**REQUEST**.
Repeat the records below exactly as they appear.

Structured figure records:
-=-=-=-=-
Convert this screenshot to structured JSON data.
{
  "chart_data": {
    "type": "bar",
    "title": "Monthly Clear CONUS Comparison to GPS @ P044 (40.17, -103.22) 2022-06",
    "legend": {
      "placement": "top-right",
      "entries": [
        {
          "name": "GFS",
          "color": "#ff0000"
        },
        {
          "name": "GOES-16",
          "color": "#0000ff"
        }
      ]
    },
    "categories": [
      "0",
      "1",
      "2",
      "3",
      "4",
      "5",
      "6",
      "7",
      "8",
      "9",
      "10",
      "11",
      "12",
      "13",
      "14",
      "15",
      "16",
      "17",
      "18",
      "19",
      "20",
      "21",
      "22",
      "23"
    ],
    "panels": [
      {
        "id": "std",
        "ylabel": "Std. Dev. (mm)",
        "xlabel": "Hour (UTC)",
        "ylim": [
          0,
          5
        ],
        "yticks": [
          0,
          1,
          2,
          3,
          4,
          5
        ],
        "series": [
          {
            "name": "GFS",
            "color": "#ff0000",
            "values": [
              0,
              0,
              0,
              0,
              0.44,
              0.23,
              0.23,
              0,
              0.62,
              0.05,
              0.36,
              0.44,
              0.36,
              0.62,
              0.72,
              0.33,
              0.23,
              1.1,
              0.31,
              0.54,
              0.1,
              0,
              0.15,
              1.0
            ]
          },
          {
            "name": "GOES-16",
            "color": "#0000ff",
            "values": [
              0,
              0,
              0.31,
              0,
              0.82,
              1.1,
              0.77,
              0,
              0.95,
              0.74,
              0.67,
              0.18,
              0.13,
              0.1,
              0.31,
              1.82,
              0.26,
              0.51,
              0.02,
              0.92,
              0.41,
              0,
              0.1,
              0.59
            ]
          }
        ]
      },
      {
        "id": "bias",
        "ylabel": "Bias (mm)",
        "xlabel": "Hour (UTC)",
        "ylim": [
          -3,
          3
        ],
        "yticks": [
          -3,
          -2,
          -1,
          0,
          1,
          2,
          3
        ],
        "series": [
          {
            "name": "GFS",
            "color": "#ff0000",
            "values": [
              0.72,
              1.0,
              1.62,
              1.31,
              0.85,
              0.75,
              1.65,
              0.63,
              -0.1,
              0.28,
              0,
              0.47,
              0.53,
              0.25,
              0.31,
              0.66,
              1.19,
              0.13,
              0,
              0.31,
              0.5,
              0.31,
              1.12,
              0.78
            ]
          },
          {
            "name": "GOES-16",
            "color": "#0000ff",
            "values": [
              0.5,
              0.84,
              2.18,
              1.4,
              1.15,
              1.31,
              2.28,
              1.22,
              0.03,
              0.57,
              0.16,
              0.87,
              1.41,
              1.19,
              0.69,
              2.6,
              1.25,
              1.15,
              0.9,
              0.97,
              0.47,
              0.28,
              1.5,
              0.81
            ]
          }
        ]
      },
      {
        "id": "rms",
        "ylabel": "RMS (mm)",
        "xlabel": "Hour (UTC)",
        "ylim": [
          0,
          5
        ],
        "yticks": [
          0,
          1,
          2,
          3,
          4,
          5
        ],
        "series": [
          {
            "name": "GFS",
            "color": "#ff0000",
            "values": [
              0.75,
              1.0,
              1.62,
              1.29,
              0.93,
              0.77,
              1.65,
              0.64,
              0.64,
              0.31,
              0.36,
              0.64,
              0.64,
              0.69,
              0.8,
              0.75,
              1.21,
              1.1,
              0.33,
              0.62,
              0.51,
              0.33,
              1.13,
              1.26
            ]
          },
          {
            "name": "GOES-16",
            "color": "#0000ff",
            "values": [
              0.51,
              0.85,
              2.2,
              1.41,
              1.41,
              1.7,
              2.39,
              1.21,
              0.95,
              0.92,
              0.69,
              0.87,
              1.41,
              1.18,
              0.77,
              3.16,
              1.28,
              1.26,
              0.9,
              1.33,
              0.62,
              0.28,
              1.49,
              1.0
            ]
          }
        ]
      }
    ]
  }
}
-=-=-=-=-
**OUTPUT**.
Convert this screenshot to structured JSON data.
{
  "chart_data": {
    "type": "bar",
    "title": "Monthly Clear CONUS Comparison to GPS @ P044 (40.17, -103.22) 2022-06",
    "legend": {
      "placement": "top-right",
      "entries": [
        {
          "name": "GFS",
          "color": "#ff0000"
        },
        {
          "name": "GOES-16",
          "color": "#0000ff"
        }
      ]
    },
    "categories": [
      "0",
      "1",
      "2",
      "3",
      "4",
      "5",
      "6",
      "7",
      "8",
      "9",
      "10",
      "11",
      "12",
      "13",
      "14",
      "15",
      "16",
      "17",
      "18",
      "19",
      "20",
      "21",
      "22",
      "23"
    ],
    "panels": [
      {
        "id": "std",
        "ylabel": "Std. Dev. (mm)",
        "xlabel": "Hour (UTC)",
        "ylim": [
          0,
          5
        ],
        "yticks": [
          0,
          1,
          2,
          3,
          4,
          5
        ],
        "series": [
          {
            "name": "GFS",
            "color": "#ff0000",
            "values": [
              0,
              0,
              0,
              0,
              0.44,
              0.23,
              0.23,
              0,
              0.62,
              0.05,
              0.36,
              0.44,
              0.36,
              0.62,
              0.72,
              0.33,
              0.23,
              1.1,
              0.31,
              0.54,
              0.1,
              0,
              0.15,
              1.0
            ]
          },
          {
            "name": "GOES-16",
            "color": "#0000ff",
            "values": [
              0,
              0,
              0.31,
              0,
              0.82,
              1.1,
              0.77,
              0,
              0.95,
              0.74,
              0.67,
              0.18,
              0.13,
              0.1,
              0.31,
              1.82,
              0.26,
              0.51,
              0.02,
              0.92,
              0.41,
              0,
              0.1,
              0.59
            ]
          }
        ]
      },
      {
        "id": "bias",
        "ylabel": "Bias (mm)",
        "xlabel": "Hour (UTC)",
        "ylim": [
          -3,
          3
        ],
        "yticks": [
          -3,
          -2,
          -1,
          0,
          1,
          2,
          3
        ],
        "series": [
          {
            "name": "GFS",
            "color": "#ff0000",
            "values": [
              0.72,
              1.0,
              1.62,
              1.31,
              0.85,
              0.75,
              1.65,
              0.63,
              -0.1,
              0.28,
              0,
              0.47,
              0.53,
              0.25,
              0.31,
              0.66,
              1.19,
              0.13,
              0,
              0.31,
              0.5,
              0.31,
              1.12,
              0.78
            ]
          },
          {
            "name": "GOES-16",
            "color": "#0000ff",
            "values": [
              0.5,
              0.84,
              2.18,
              1.4,
              1.15,
              1.31,
              2.28,
              1.22,
              0.03,
              0.57,
              0.16,
              0.87,
              1.41,
              1.19,
              0.69,
              2.6,
              1.25,
              1.15,
              0.9,
              0.97,
              0.47,
              0.28,
              1.5,
              0.81
            ]
          }
        ]
      },
      {
        "id": "rms",
        "ylabel": "RMS (mm)",
        "xlabel": "Hour (UTC)",
        "ylim": [
          0,
          5
        ],
        "yticks": [
          0,
          1,
          2,
          3,
          4,
          5
        ],
        "series": [
          {
            "name": "GFS",
            "color": "#ff0000",
            "values": [
              0.75,
              1.0,
              1.62,
              1.29,
              0.93,
              0.77,
              1.65,
              0.64,
              0.64,
              0.31,
              0.36,
              0.64,
              0.64,
              0.69,
              0.8,
              0.75,
              1.21,
              1.1,
              0.33,
              0.62,
              0.51,
              0.33,
              1.13,
              1.26
            ]
          },
          {
            "name": "GOES-16",
            "color": "#0000ff",
            "values": [
              0.51,
              0.85,
              2.2,
              1.41,
              1.41,
              1.7,
              2.39,
              1.21,
              0.95,
              0.92,
              0.69,
              0.87,
              1.41,
              1.18,
              0.77,
              3.16,
              1.28,
              1.26,
              0.9,
              1.33,
              0.62,
              0.28,
              1.49,
              1.0
            ]
          }
        ]
      }
    ]
  }
}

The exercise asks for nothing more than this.